[THE EXERCISE]
Return all of the data exactly as written, without the pictures.

[RECORDS FOR PROCESSING]
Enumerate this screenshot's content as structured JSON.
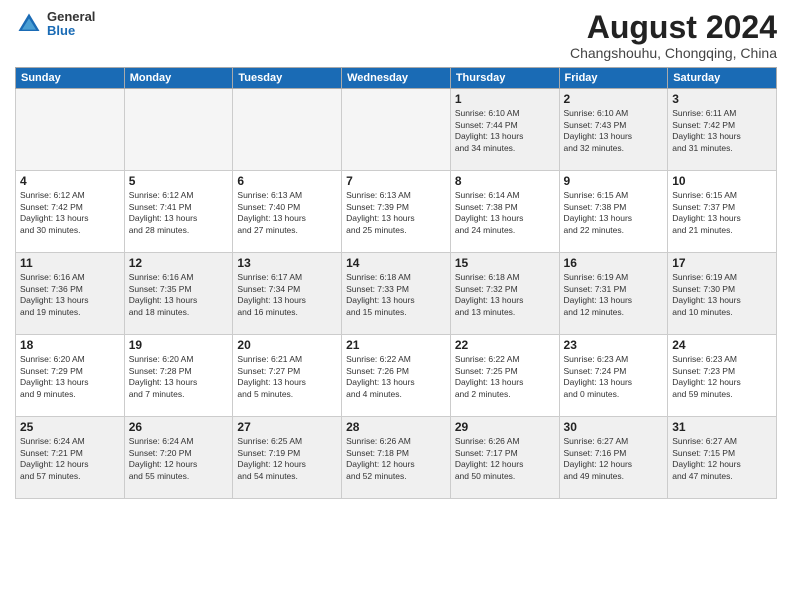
{
  "logo": {
    "general": "General",
    "blue": "Blue"
  },
  "title": "August 2024",
  "subtitle": "Changshouhu, Chongqing, China",
  "days_of_week": [
    "Sunday",
    "Monday",
    "Tuesday",
    "Wednesday",
    "Thursday",
    "Friday",
    "Saturday"
  ],
  "weeks": [
    {
      "id": "week1",
      "days": [
        {
          "num": "",
          "info": "",
          "empty": true
        },
        {
          "num": "",
          "info": "",
          "empty": true
        },
        {
          "num": "",
          "info": "",
          "empty": true
        },
        {
          "num": "",
          "info": "",
          "empty": true
        },
        {
          "num": "1",
          "info": "Sunrise: 6:10 AM\nSunset: 7:44 PM\nDaylight: 13 hours\nand 34 minutes.",
          "empty": false
        },
        {
          "num": "2",
          "info": "Sunrise: 6:10 AM\nSunset: 7:43 PM\nDaylight: 13 hours\nand 32 minutes.",
          "empty": false
        },
        {
          "num": "3",
          "info": "Sunrise: 6:11 AM\nSunset: 7:42 PM\nDaylight: 13 hours\nand 31 minutes.",
          "empty": false
        }
      ]
    },
    {
      "id": "week2",
      "days": [
        {
          "num": "4",
          "info": "Sunrise: 6:12 AM\nSunset: 7:42 PM\nDaylight: 13 hours\nand 30 minutes.",
          "empty": false
        },
        {
          "num": "5",
          "info": "Sunrise: 6:12 AM\nSunset: 7:41 PM\nDaylight: 13 hours\nand 28 minutes.",
          "empty": false
        },
        {
          "num": "6",
          "info": "Sunrise: 6:13 AM\nSunset: 7:40 PM\nDaylight: 13 hours\nand 27 minutes.",
          "empty": false
        },
        {
          "num": "7",
          "info": "Sunrise: 6:13 AM\nSunset: 7:39 PM\nDaylight: 13 hours\nand 25 minutes.",
          "empty": false
        },
        {
          "num": "8",
          "info": "Sunrise: 6:14 AM\nSunset: 7:38 PM\nDaylight: 13 hours\nand 24 minutes.",
          "empty": false
        },
        {
          "num": "9",
          "info": "Sunrise: 6:15 AM\nSunset: 7:38 PM\nDaylight: 13 hours\nand 22 minutes.",
          "empty": false
        },
        {
          "num": "10",
          "info": "Sunrise: 6:15 AM\nSunset: 7:37 PM\nDaylight: 13 hours\nand 21 minutes.",
          "empty": false
        }
      ]
    },
    {
      "id": "week3",
      "days": [
        {
          "num": "11",
          "info": "Sunrise: 6:16 AM\nSunset: 7:36 PM\nDaylight: 13 hours\nand 19 minutes.",
          "empty": false
        },
        {
          "num": "12",
          "info": "Sunrise: 6:16 AM\nSunset: 7:35 PM\nDaylight: 13 hours\nand 18 minutes.",
          "empty": false
        },
        {
          "num": "13",
          "info": "Sunrise: 6:17 AM\nSunset: 7:34 PM\nDaylight: 13 hours\nand 16 minutes.",
          "empty": false
        },
        {
          "num": "14",
          "info": "Sunrise: 6:18 AM\nSunset: 7:33 PM\nDaylight: 13 hours\nand 15 minutes.",
          "empty": false
        },
        {
          "num": "15",
          "info": "Sunrise: 6:18 AM\nSunset: 7:32 PM\nDaylight: 13 hours\nand 13 minutes.",
          "empty": false
        },
        {
          "num": "16",
          "info": "Sunrise: 6:19 AM\nSunset: 7:31 PM\nDaylight: 13 hours\nand 12 minutes.",
          "empty": false
        },
        {
          "num": "17",
          "info": "Sunrise: 6:19 AM\nSunset: 7:30 PM\nDaylight: 13 hours\nand 10 minutes.",
          "empty": false
        }
      ]
    },
    {
      "id": "week4",
      "days": [
        {
          "num": "18",
          "info": "Sunrise: 6:20 AM\nSunset: 7:29 PM\nDaylight: 13 hours\nand 9 minutes.",
          "empty": false
        },
        {
          "num": "19",
          "info": "Sunrise: 6:20 AM\nSunset: 7:28 PM\nDaylight: 13 hours\nand 7 minutes.",
          "empty": false
        },
        {
          "num": "20",
          "info": "Sunrise: 6:21 AM\nSunset: 7:27 PM\nDaylight: 13 hours\nand 5 minutes.",
          "empty": false
        },
        {
          "num": "21",
          "info": "Sunrise: 6:22 AM\nSunset: 7:26 PM\nDaylight: 13 hours\nand 4 minutes.",
          "empty": false
        },
        {
          "num": "22",
          "info": "Sunrise: 6:22 AM\nSunset: 7:25 PM\nDaylight: 13 hours\nand 2 minutes.",
          "empty": false
        },
        {
          "num": "23",
          "info": "Sunrise: 6:23 AM\nSunset: 7:24 PM\nDaylight: 13 hours\nand 0 minutes.",
          "empty": false
        },
        {
          "num": "24",
          "info": "Sunrise: 6:23 AM\nSunset: 7:23 PM\nDaylight: 12 hours\nand 59 minutes.",
          "empty": false
        }
      ]
    },
    {
      "id": "week5",
      "days": [
        {
          "num": "25",
          "info": "Sunrise: 6:24 AM\nSunset: 7:21 PM\nDaylight: 12 hours\nand 57 minutes.",
          "empty": false
        },
        {
          "num": "26",
          "info": "Sunrise: 6:24 AM\nSunset: 7:20 PM\nDaylight: 12 hours\nand 55 minutes.",
          "empty": false
        },
        {
          "num": "27",
          "info": "Sunrise: 6:25 AM\nSunset: 7:19 PM\nDaylight: 12 hours\nand 54 minutes.",
          "empty": false
        },
        {
          "num": "28",
          "info": "Sunrise: 6:26 AM\nSunset: 7:18 PM\nDaylight: 12 hours\nand 52 minutes.",
          "empty": false
        },
        {
          "num": "29",
          "info": "Sunrise: 6:26 AM\nSunset: 7:17 PM\nDaylight: 12 hours\nand 50 minutes.",
          "empty": false
        },
        {
          "num": "30",
          "info": "Sunrise: 6:27 AM\nSunset: 7:16 PM\nDaylight: 12 hours\nand 49 minutes.",
          "empty": false
        },
        {
          "num": "31",
          "info": "Sunrise: 6:27 AM\nSunset: 7:15 PM\nDaylight: 12 hours\nand 47 minutes.",
          "empty": false
        }
      ]
    }
  ]
}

[WORKED ANSWER]
Enumerate this screenshot's content as structured JSON.
{
  "logo": {
    "general": "General",
    "blue": "Blue"
  },
  "title": "August 2024",
  "subtitle": "Changshouhu, Chongqing, China",
  "days_of_week": [
    "Sunday",
    "Monday",
    "Tuesday",
    "Wednesday",
    "Thursday",
    "Friday",
    "Saturday"
  ],
  "weeks": [
    {
      "id": "week1",
      "days": [
        {
          "num": "",
          "info": "",
          "empty": true
        },
        {
          "num": "",
          "info": "",
          "empty": true
        },
        {
          "num": "",
          "info": "",
          "empty": true
        },
        {
          "num": "",
          "info": "",
          "empty": true
        },
        {
          "num": "1",
          "info": "Sunrise: 6:10 AM\nSunset: 7:44 PM\nDaylight: 13 hours\nand 34 minutes.",
          "empty": false
        },
        {
          "num": "2",
          "info": "Sunrise: 6:10 AM\nSunset: 7:43 PM\nDaylight: 13 hours\nand 32 minutes.",
          "empty": false
        },
        {
          "num": "3",
          "info": "Sunrise: 6:11 AM\nSunset: 7:42 PM\nDaylight: 13 hours\nand 31 minutes.",
          "empty": false
        }
      ]
    },
    {
      "id": "week2",
      "days": [
        {
          "num": "4",
          "info": "Sunrise: 6:12 AM\nSunset: 7:42 PM\nDaylight: 13 hours\nand 30 minutes.",
          "empty": false
        },
        {
          "num": "5",
          "info": "Sunrise: 6:12 AM\nSunset: 7:41 PM\nDaylight: 13 hours\nand 28 minutes.",
          "empty": false
        },
        {
          "num": "6",
          "info": "Sunrise: 6:13 AM\nSunset: 7:40 PM\nDaylight: 13 hours\nand 27 minutes.",
          "empty": false
        },
        {
          "num": "7",
          "info": "Sunrise: 6:13 AM\nSunset: 7:39 PM\nDaylight: 13 hours\nand 25 minutes.",
          "empty": false
        },
        {
          "num": "8",
          "info": "Sunrise: 6:14 AM\nSunset: 7:38 PM\nDaylight: 13 hours\nand 24 minutes.",
          "empty": false
        },
        {
          "num": "9",
          "info": "Sunrise: 6:15 AM\nSunset: 7:38 PM\nDaylight: 13 hours\nand 22 minutes.",
          "empty": false
        },
        {
          "num": "10",
          "info": "Sunrise: 6:15 AM\nSunset: 7:37 PM\nDaylight: 13 hours\nand 21 minutes.",
          "empty": false
        }
      ]
    },
    {
      "id": "week3",
      "days": [
        {
          "num": "11",
          "info": "Sunrise: 6:16 AM\nSunset: 7:36 PM\nDaylight: 13 hours\nand 19 minutes.",
          "empty": false
        },
        {
          "num": "12",
          "info": "Sunrise: 6:16 AM\nSunset: 7:35 PM\nDaylight: 13 hours\nand 18 minutes.",
          "empty": false
        },
        {
          "num": "13",
          "info": "Sunrise: 6:17 AM\nSunset: 7:34 PM\nDaylight: 13 hours\nand 16 minutes.",
          "empty": false
        },
        {
          "num": "14",
          "info": "Sunrise: 6:18 AM\nSunset: 7:33 PM\nDaylight: 13 hours\nand 15 minutes.",
          "empty": false
        },
        {
          "num": "15",
          "info": "Sunrise: 6:18 AM\nSunset: 7:32 PM\nDaylight: 13 hours\nand 13 minutes.",
          "empty": false
        },
        {
          "num": "16",
          "info": "Sunrise: 6:19 AM\nSunset: 7:31 PM\nDaylight: 13 hours\nand 12 minutes.",
          "empty": false
        },
        {
          "num": "17",
          "info": "Sunrise: 6:19 AM\nSunset: 7:30 PM\nDaylight: 13 hours\nand 10 minutes.",
          "empty": false
        }
      ]
    },
    {
      "id": "week4",
      "days": [
        {
          "num": "18",
          "info": "Sunrise: 6:20 AM\nSunset: 7:29 PM\nDaylight: 13 hours\nand 9 minutes.",
          "empty": false
        },
        {
          "num": "19",
          "info": "Sunrise: 6:20 AM\nSunset: 7:28 PM\nDaylight: 13 hours\nand 7 minutes.",
          "empty": false
        },
        {
          "num": "20",
          "info": "Sunrise: 6:21 AM\nSunset: 7:27 PM\nDaylight: 13 hours\nand 5 minutes.",
          "empty": false
        },
        {
          "num": "21",
          "info": "Sunrise: 6:22 AM\nSunset: 7:26 PM\nDaylight: 13 hours\nand 4 minutes.",
          "empty": false
        },
        {
          "num": "22",
          "info": "Sunrise: 6:22 AM\nSunset: 7:25 PM\nDaylight: 13 hours\nand 2 minutes.",
          "empty": false
        },
        {
          "num": "23",
          "info": "Sunrise: 6:23 AM\nSunset: 7:24 PM\nDaylight: 13 hours\nand 0 minutes.",
          "empty": false
        },
        {
          "num": "24",
          "info": "Sunrise: 6:23 AM\nSunset: 7:23 PM\nDaylight: 12 hours\nand 59 minutes.",
          "empty": false
        }
      ]
    },
    {
      "id": "week5",
      "days": [
        {
          "num": "25",
          "info": "Sunrise: 6:24 AM\nSunset: 7:21 PM\nDaylight: 12 hours\nand 57 minutes.",
          "empty": false
        },
        {
          "num": "26",
          "info": "Sunrise: 6:24 AM\nSunset: 7:20 PM\nDaylight: 12 hours\nand 55 minutes.",
          "empty": false
        },
        {
          "num": "27",
          "info": "Sunrise: 6:25 AM\nSunset: 7:19 PM\nDaylight: 12 hours\nand 54 minutes.",
          "empty": false
        },
        {
          "num": "28",
          "info": "Sunrise: 6:26 AM\nSunset: 7:18 PM\nDaylight: 12 hours\nand 52 minutes.",
          "empty": false
        },
        {
          "num": "29",
          "info": "Sunrise: 6:26 AM\nSunset: 7:17 PM\nDaylight: 12 hours\nand 50 minutes.",
          "empty": false
        },
        {
          "num": "30",
          "info": "Sunrise: 6:27 AM\nSunset: 7:16 PM\nDaylight: 12 hours\nand 49 minutes.",
          "empty": false
        },
        {
          "num": "31",
          "info": "Sunrise: 6:27 AM\nSunset: 7:15 PM\nDaylight: 12 hours\nand 47 minutes.",
          "empty": false
        }
      ]
    }
  ]
}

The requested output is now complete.